> Exercise requirements: Could you copy each of the following records word for word, leaving out the pictures?

> Exercise materials:
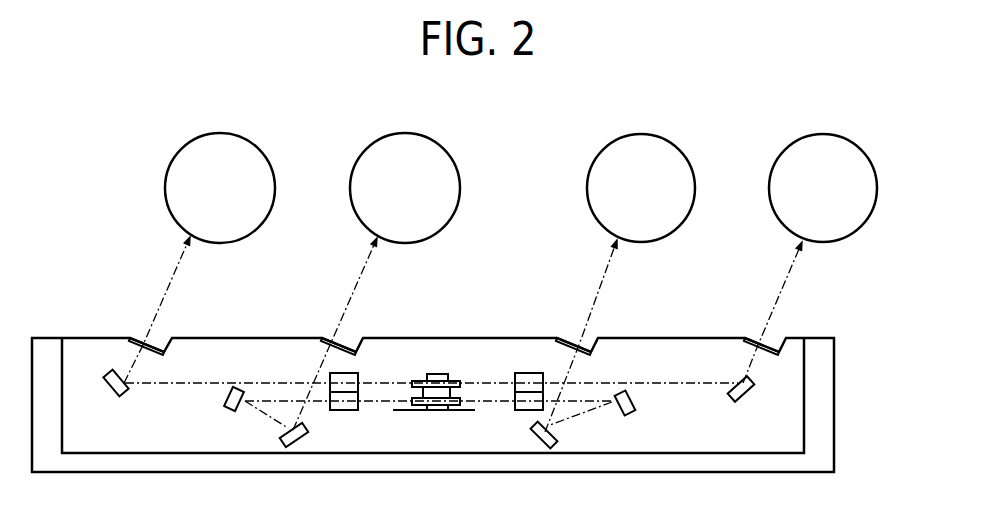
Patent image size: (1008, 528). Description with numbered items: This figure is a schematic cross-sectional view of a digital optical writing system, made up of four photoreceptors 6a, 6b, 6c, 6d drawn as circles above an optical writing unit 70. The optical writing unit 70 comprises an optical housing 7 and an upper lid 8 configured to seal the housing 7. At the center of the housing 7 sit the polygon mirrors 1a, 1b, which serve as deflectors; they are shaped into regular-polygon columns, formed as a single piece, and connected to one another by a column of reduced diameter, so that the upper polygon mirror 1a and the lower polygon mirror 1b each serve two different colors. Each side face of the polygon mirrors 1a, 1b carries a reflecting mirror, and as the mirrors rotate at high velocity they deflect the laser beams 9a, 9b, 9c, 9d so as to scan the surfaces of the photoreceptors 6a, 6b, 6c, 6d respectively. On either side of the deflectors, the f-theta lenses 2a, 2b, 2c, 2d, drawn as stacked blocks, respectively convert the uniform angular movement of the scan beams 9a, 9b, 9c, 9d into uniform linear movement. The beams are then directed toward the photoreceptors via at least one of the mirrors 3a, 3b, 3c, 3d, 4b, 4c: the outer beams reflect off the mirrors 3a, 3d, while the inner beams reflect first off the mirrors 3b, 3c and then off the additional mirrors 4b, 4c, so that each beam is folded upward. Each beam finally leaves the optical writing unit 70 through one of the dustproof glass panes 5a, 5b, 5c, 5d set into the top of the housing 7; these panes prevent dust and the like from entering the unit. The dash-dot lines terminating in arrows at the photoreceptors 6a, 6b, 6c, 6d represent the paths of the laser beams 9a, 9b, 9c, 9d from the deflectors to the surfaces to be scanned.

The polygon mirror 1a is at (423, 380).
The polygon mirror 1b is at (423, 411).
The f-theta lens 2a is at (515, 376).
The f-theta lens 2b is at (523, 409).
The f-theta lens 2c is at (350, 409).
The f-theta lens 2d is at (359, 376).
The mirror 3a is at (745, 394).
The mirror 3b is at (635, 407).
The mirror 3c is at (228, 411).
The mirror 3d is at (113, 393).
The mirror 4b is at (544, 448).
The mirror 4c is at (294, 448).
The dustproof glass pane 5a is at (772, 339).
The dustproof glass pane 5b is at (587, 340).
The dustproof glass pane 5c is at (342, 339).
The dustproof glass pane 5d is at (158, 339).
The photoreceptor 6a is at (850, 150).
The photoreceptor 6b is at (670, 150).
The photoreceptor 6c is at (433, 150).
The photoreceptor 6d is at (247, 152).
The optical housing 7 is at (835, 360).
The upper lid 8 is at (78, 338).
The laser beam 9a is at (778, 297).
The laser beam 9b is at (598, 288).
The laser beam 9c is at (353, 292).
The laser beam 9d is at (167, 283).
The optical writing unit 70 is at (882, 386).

> Reply:
Patent image size: (1008, 528). Description with numbered items: This figure is a schematic cross-sectional view of a digital optical writing system, made up of four photoreceptors 6a, 6b, 6c, 6d drawn as circles above an optical writing unit 70. The optical writing unit 70 comprises an optical housing 7 and an upper lid 8 configured to seal the housing 7. At the center of the housing 7 sit the polygon mirrors 1a, 1b, which serve as deflectors; they are shaped into regular-polygon columns, formed as a single piece, and connected to one another by a column of reduced diameter, so that the upper polygon mirror 1a and the lower polygon mirror 1b each serve two different colors. Each side face of the polygon mirrors 1a, 1b carries a reflecting mirror, and as the mirrors rotate at high velocity they deflect the laser beams 9a, 9b, 9c, 9d so as to scan the surfaces of the photoreceptors 6a, 6b, 6c, 6d respectively. On either side of the deflectors, the f-theta lenses 2a, 2b, 2c, 2d, drawn as stacked blocks, respectively convert the uniform angular movement of the scan beams 9a, 9b, 9c, 9d into uniform linear movement. The beams are then directed toward the photoreceptors via at least one of the mirrors 3a, 3b, 3c, 3d, 4b, 4c: the outer beams reflect off the mirrors 3a, 3d, while the inner beams reflect first off the mirrors 3b, 3c and then off the additional mirrors 4b, 4c, so that each beam is folded upward. Each beam finally leaves the optical writing unit 70 through one of the dustproof glass panes 5a, 5b, 5c, 5d set into the top of the housing 7; these panes prevent dust and the like from entering the unit. The dash-dot lines terminating in arrows at the photoreceptors 6a, 6b, 6c, 6d represent the paths of the laser beams 9a, 9b, 9c, 9d from the deflectors to the surfaces to be scanned.

The polygon mirror 1a is at (423, 380).
The polygon mirror 1b is at (423, 411).
The f-theta lens 2a is at (515, 376).
The f-theta lens 2b is at (523, 409).
The f-theta lens 2c is at (350, 409).
The f-theta lens 2d is at (359, 376).
The mirror 3a is at (745, 394).
The mirror 3b is at (635, 407).
The mirror 3c is at (228, 411).
The mirror 3d is at (113, 393).
The mirror 4b is at (544, 448).
The mirror 4c is at (294, 448).
The dustproof glass pane 5a is at (772, 339).
The dustproof glass pane 5b is at (587, 340).
The dustproof glass pane 5c is at (342, 339).
The dustproof glass pane 5d is at (158, 339).
The photoreceptor 6a is at (850, 150).
The photoreceptor 6b is at (670, 150).
The photoreceptor 6c is at (433, 150).
The photoreceptor 6d is at (247, 152).
The optical housing 7 is at (835, 360).
The upper lid 8 is at (78, 338).
The laser beam 9a is at (778, 297).
The laser beam 9b is at (598, 288).
The laser beam 9c is at (353, 292).
The laser beam 9d is at (167, 283).
The optical writing unit 70 is at (882, 386).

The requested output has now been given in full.